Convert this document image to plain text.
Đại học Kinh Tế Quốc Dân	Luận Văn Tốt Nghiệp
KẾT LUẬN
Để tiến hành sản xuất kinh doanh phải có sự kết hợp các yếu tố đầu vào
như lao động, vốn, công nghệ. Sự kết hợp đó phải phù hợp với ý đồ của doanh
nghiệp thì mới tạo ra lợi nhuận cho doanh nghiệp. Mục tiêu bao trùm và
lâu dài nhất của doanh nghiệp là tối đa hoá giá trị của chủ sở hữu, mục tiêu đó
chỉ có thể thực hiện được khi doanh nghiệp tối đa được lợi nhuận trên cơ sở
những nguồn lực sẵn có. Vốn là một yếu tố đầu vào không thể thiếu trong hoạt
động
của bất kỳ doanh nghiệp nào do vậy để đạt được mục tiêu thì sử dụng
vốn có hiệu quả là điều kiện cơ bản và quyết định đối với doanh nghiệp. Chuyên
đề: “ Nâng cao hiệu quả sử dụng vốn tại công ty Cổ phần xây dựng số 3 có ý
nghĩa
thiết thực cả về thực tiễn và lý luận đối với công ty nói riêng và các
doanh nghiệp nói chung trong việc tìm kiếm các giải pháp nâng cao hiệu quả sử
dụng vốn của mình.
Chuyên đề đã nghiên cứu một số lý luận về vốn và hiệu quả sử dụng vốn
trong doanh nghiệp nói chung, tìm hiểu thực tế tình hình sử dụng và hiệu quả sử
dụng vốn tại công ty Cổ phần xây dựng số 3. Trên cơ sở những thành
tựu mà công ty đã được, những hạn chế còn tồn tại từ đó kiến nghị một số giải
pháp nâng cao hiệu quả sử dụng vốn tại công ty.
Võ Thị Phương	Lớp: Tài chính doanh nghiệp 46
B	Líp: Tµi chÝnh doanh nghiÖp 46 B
++++++++++++++++++++
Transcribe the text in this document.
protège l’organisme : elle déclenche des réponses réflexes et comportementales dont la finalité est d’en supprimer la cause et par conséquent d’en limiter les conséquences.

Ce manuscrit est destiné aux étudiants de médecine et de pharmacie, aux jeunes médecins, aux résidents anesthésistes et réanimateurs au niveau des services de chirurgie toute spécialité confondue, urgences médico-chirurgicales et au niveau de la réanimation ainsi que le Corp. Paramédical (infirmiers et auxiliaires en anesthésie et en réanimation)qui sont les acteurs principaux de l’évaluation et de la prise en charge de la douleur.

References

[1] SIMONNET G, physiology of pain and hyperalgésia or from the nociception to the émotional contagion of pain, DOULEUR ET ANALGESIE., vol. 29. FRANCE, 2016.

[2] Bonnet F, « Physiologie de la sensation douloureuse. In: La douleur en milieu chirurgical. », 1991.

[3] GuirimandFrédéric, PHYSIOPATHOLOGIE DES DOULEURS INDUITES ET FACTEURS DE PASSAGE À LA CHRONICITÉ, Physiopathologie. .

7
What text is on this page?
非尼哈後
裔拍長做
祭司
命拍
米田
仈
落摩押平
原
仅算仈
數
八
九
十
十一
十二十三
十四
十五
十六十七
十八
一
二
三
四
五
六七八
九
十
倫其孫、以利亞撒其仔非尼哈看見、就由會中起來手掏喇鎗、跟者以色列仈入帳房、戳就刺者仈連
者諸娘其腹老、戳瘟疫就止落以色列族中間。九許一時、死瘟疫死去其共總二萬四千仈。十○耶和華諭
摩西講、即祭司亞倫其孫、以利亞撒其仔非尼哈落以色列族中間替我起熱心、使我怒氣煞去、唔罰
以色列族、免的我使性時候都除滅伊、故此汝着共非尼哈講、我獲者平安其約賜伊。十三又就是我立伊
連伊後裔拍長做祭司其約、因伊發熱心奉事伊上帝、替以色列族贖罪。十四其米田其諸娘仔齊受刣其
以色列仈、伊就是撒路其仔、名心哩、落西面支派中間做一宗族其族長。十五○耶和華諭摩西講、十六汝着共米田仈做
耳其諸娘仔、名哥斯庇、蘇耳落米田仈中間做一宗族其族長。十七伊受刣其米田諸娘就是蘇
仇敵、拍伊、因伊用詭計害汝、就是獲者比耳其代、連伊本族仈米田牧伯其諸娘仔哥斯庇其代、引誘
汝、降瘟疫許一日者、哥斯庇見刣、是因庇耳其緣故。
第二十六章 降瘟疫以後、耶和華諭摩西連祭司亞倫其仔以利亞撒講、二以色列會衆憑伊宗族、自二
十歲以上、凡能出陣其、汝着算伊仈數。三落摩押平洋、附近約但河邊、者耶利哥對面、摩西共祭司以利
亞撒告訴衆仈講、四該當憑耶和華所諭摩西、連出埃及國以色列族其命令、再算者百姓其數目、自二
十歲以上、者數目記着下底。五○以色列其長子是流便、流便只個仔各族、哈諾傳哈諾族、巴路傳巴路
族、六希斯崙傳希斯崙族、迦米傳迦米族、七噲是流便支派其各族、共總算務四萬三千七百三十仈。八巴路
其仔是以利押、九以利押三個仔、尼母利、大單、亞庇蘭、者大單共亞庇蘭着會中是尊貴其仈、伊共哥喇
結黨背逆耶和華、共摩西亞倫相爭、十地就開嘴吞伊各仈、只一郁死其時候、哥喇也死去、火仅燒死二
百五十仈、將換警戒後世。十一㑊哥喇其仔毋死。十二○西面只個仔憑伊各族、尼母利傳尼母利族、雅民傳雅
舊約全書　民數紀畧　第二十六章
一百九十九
++++++++++++++++++++
* Problem to solve *
Find the word "được" in the data and copy out each line where it turns up.

* Response *
chỉ có thể thực hiện được khi doanh nghiệp tối đa được lợi nhuận trên cơ sở
của bất kỳ doanh nghiệp nào do vậy để đạt được mục tiêu thì sử dụng
tựu mà công ty đã được, những hạn chế còn tồn tại từ đó kiến nghị một số giải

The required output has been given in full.